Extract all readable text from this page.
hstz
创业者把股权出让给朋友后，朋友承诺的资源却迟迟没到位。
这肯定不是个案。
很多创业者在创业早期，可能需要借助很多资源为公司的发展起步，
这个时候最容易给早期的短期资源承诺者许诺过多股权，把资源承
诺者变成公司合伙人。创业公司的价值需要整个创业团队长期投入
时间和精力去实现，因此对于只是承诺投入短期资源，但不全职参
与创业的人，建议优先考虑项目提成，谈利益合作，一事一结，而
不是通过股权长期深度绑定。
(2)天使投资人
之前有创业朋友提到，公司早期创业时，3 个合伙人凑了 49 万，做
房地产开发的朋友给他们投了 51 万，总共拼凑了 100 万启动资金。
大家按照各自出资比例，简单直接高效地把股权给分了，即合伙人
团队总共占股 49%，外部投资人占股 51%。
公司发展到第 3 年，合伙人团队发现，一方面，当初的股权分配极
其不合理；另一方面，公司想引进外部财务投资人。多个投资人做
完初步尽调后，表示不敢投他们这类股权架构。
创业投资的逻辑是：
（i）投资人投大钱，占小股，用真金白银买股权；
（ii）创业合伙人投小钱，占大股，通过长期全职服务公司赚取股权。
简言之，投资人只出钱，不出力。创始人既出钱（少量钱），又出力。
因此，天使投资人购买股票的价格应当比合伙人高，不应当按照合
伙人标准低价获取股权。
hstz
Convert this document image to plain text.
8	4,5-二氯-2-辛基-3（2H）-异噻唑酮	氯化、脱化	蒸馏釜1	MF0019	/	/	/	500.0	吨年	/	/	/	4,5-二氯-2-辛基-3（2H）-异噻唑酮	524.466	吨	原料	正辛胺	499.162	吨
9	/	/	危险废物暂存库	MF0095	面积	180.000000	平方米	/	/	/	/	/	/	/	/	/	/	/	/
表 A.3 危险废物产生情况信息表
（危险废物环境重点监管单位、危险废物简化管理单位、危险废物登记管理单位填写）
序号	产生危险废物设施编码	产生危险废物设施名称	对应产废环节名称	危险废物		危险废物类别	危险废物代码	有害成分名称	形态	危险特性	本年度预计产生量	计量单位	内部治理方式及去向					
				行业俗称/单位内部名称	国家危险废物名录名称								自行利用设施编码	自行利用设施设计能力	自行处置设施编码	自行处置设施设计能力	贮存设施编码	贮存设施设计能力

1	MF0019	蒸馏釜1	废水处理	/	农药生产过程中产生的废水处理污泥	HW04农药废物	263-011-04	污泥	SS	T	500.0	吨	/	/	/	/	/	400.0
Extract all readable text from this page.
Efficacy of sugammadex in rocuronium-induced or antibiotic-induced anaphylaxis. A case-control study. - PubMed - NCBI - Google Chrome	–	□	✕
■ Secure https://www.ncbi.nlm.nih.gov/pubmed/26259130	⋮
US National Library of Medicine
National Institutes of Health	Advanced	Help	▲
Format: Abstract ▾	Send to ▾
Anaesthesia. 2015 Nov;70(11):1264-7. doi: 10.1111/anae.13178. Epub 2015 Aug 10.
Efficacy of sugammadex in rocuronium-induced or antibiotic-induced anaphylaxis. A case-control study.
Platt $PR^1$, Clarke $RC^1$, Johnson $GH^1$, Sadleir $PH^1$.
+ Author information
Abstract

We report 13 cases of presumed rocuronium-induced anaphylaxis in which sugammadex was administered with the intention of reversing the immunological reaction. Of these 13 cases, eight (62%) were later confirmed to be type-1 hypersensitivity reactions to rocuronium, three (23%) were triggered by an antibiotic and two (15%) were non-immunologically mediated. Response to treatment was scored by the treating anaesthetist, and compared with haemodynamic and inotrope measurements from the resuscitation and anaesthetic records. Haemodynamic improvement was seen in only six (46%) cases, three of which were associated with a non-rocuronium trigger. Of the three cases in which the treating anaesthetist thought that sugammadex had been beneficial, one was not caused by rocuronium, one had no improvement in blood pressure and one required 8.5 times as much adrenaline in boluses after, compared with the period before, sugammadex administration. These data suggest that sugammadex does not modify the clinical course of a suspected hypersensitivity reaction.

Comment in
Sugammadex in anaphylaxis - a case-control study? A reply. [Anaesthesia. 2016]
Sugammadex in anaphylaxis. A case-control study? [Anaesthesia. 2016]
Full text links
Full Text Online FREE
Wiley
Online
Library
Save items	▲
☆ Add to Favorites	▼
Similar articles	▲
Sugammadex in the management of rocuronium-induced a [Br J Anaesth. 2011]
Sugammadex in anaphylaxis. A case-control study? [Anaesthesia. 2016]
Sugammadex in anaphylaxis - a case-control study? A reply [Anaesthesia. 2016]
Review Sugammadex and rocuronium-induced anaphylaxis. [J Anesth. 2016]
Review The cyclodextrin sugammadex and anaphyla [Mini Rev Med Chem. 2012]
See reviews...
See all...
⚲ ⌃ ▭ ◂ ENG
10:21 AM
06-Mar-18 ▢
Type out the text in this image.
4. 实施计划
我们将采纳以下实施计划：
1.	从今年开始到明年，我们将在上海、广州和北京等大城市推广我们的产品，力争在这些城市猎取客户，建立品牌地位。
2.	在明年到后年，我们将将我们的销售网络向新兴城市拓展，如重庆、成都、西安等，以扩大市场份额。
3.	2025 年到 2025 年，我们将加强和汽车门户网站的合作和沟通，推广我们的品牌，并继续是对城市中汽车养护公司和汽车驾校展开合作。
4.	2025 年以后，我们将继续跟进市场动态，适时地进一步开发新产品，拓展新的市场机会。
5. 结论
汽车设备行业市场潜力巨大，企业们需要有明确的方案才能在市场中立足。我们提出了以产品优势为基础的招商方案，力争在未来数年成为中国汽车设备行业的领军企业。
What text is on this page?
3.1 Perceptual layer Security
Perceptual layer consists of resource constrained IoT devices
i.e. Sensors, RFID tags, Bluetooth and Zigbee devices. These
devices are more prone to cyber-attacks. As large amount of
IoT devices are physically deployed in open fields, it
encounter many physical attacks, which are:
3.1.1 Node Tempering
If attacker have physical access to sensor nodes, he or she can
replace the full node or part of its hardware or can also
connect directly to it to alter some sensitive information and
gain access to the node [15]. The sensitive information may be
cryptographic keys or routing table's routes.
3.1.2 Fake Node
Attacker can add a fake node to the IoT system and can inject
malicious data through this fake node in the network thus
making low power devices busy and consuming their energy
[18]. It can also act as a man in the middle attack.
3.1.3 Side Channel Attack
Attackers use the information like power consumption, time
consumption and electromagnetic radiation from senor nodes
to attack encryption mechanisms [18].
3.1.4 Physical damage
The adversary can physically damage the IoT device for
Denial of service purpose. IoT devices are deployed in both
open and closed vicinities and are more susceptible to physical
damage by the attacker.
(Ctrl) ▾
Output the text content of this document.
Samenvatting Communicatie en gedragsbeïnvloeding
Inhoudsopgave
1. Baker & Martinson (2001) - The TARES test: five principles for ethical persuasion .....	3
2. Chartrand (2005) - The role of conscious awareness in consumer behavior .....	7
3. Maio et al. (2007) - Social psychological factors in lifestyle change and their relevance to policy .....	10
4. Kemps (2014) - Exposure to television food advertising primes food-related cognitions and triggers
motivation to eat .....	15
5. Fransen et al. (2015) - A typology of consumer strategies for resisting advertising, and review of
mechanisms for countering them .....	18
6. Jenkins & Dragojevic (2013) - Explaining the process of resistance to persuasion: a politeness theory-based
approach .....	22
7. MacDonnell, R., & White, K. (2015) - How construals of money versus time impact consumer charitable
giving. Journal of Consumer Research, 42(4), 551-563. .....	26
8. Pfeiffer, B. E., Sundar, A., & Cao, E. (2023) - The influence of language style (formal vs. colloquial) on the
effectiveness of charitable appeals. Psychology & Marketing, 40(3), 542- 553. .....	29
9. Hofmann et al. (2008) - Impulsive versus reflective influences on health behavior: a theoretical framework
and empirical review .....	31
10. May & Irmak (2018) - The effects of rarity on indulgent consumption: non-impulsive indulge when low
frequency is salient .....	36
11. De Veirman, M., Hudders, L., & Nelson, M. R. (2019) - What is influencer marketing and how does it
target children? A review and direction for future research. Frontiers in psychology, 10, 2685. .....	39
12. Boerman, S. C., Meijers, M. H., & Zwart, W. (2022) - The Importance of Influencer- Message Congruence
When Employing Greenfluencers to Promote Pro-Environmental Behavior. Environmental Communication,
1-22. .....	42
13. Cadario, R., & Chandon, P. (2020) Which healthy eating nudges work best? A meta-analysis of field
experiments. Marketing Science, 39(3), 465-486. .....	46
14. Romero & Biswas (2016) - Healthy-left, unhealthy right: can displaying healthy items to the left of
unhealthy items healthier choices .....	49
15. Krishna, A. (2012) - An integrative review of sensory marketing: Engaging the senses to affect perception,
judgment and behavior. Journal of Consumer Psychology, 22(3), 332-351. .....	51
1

Exercise instructions ::
Collect the lines that hold "their".

Reply to the exercise ::
making low power devices busy and consuming their energy
3. Maio et al. (2007) - Social psychological factors in lifestyle change and their relevance to policy .....	10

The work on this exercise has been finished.